What is needed ->
Say how many lines include the word "JSON". Reply with nothing but the number.
=== Information provided ===
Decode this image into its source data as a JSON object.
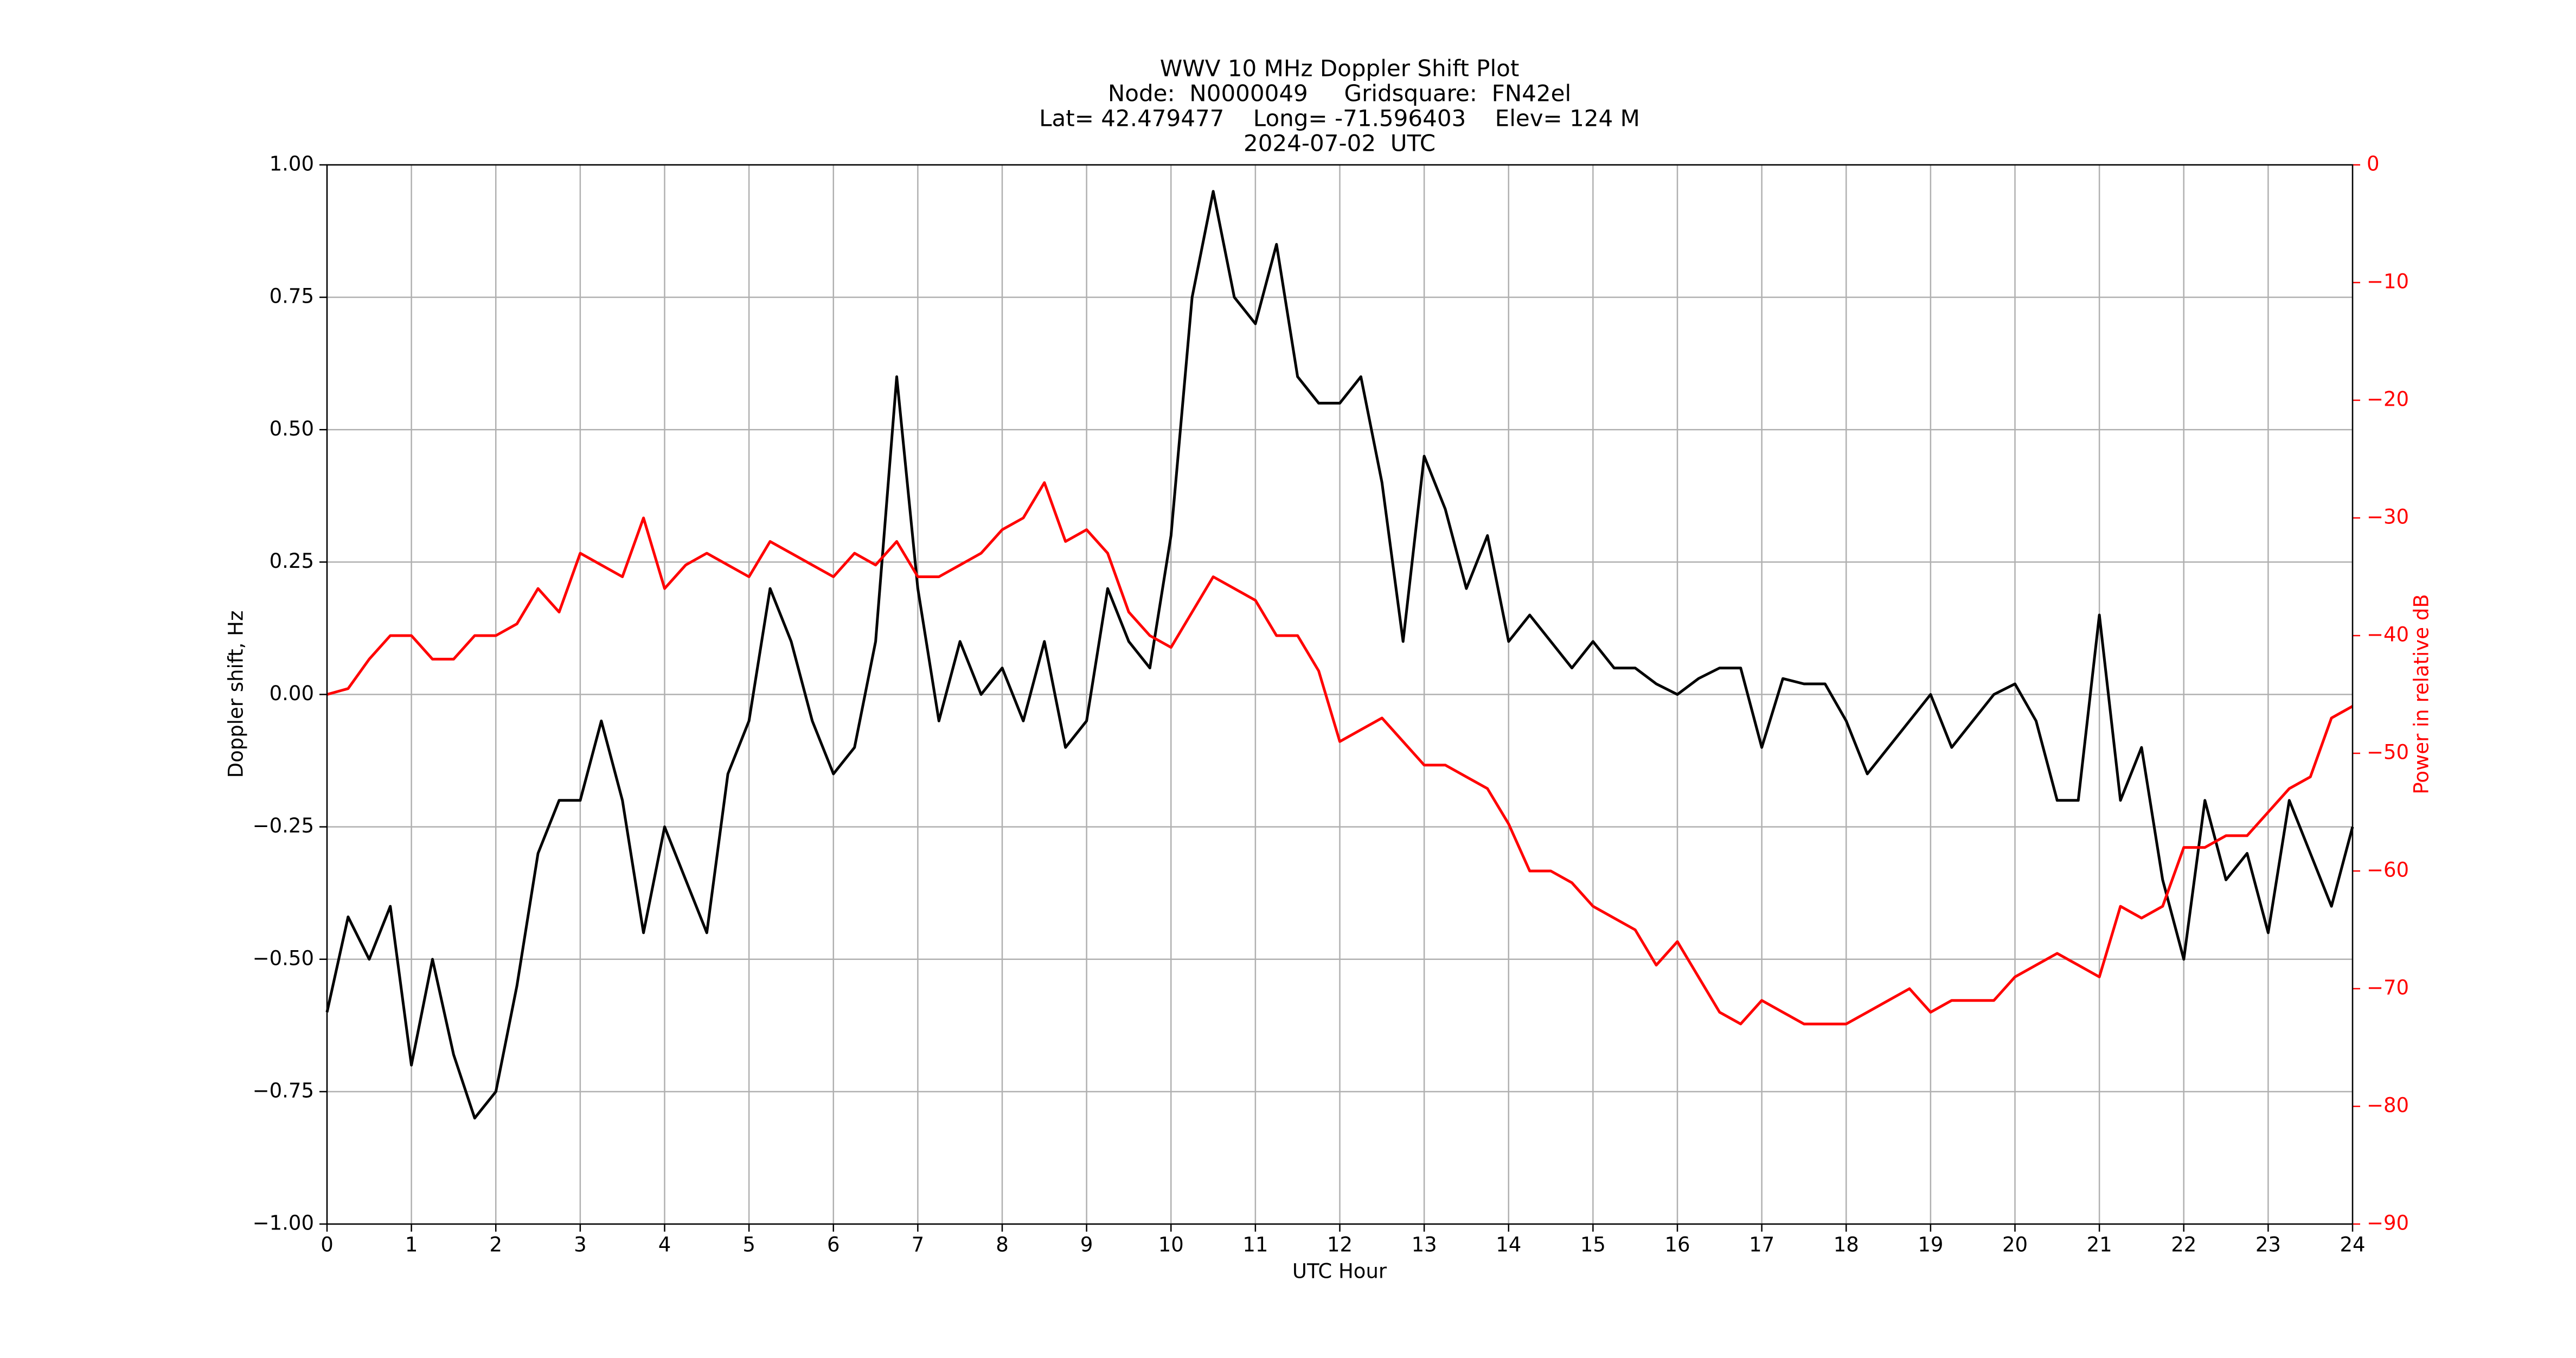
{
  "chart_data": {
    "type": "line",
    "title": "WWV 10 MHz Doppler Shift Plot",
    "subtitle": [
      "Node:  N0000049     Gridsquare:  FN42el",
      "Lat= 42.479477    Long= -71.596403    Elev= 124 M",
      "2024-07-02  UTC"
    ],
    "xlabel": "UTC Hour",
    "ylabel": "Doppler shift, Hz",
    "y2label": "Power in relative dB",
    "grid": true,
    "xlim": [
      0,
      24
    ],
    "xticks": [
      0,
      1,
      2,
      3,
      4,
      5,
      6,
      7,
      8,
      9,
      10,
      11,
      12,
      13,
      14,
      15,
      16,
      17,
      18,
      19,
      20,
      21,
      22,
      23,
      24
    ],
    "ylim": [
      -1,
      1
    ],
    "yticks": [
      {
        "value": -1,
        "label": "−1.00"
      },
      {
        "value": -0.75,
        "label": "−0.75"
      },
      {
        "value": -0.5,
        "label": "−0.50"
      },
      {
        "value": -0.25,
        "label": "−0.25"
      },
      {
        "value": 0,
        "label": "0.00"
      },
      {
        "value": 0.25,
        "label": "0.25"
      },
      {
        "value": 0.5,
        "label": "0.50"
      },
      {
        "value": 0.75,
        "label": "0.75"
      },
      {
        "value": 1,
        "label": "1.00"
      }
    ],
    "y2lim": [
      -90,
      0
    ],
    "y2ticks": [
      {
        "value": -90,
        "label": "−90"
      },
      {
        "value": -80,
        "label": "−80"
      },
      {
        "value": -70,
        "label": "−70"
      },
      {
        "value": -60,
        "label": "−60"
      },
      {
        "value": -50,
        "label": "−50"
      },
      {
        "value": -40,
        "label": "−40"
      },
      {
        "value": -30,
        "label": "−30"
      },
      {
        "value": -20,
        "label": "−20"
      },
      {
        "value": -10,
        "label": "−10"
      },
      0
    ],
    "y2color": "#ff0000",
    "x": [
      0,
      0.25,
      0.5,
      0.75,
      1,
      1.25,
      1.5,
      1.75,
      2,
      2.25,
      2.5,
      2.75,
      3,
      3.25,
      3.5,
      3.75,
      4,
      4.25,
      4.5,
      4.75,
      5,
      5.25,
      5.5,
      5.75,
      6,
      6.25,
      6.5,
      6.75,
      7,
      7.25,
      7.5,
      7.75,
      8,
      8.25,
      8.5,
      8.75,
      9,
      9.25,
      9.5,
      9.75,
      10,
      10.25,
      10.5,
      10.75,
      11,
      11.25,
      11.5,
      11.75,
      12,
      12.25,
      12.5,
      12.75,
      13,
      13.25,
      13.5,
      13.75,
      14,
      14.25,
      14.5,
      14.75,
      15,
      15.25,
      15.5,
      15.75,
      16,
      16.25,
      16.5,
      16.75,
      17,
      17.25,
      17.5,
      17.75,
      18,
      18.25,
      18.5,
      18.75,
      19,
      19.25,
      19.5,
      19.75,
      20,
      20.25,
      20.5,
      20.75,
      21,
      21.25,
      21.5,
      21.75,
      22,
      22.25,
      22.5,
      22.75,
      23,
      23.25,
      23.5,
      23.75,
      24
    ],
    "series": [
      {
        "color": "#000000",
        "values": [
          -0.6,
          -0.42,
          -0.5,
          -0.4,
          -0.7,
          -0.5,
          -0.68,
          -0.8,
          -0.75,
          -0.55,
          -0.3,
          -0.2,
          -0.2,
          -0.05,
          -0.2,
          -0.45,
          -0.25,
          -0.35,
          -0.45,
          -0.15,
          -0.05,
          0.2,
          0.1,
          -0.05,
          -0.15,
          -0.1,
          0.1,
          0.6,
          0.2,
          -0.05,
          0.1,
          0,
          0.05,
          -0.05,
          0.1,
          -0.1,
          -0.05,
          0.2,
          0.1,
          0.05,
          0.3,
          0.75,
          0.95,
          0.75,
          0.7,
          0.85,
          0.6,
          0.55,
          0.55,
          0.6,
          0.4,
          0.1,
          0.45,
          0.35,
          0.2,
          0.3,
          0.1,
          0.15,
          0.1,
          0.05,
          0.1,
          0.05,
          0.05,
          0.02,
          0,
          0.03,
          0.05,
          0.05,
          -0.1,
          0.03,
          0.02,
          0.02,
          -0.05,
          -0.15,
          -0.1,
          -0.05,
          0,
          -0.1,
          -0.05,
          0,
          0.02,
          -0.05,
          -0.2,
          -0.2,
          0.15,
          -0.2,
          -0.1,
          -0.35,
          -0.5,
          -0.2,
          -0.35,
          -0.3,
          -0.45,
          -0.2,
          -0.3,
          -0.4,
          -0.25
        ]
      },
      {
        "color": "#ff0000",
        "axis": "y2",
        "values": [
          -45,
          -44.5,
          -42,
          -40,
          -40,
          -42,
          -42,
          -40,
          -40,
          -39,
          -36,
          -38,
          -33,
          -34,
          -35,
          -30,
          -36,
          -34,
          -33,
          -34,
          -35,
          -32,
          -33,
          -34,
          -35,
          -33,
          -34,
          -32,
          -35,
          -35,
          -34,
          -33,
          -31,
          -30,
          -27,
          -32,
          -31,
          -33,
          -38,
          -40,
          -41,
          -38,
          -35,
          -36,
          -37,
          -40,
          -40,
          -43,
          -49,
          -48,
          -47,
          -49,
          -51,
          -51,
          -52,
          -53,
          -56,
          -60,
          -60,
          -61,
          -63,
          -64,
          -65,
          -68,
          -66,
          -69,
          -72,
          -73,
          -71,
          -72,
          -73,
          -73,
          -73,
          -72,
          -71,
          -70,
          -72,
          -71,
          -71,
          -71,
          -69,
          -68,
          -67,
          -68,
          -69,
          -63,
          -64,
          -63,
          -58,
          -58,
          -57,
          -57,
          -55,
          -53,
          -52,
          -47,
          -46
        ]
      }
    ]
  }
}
===
=== Information provided ===
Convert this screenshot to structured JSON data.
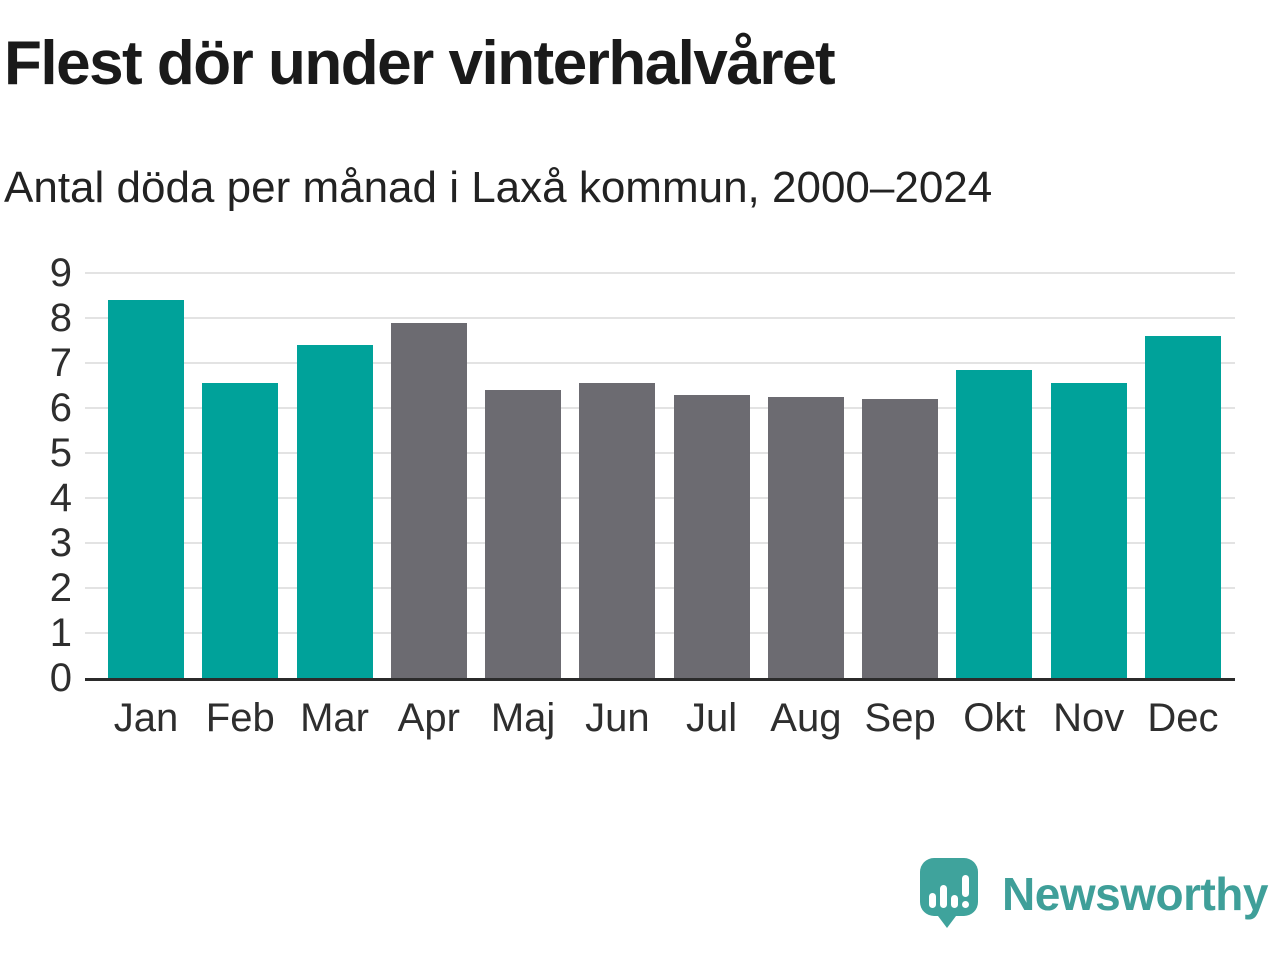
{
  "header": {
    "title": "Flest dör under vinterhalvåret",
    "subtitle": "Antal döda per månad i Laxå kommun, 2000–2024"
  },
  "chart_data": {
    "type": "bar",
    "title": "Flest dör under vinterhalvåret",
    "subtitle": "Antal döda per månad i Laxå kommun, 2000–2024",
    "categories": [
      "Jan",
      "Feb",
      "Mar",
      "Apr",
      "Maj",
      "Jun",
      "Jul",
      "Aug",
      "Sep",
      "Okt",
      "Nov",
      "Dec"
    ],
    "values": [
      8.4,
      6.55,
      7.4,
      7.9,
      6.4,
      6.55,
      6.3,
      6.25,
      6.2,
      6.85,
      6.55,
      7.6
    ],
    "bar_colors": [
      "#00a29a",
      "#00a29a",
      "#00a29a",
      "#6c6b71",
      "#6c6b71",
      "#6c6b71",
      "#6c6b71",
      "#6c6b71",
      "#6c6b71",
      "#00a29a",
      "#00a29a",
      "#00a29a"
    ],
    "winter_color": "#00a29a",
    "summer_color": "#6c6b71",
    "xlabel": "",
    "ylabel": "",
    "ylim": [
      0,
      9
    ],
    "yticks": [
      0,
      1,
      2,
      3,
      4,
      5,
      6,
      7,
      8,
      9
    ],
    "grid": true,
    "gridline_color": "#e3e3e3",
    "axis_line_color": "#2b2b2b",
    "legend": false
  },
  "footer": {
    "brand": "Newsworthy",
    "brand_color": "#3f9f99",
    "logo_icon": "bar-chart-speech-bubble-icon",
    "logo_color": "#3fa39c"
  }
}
===
Correct answer ->
2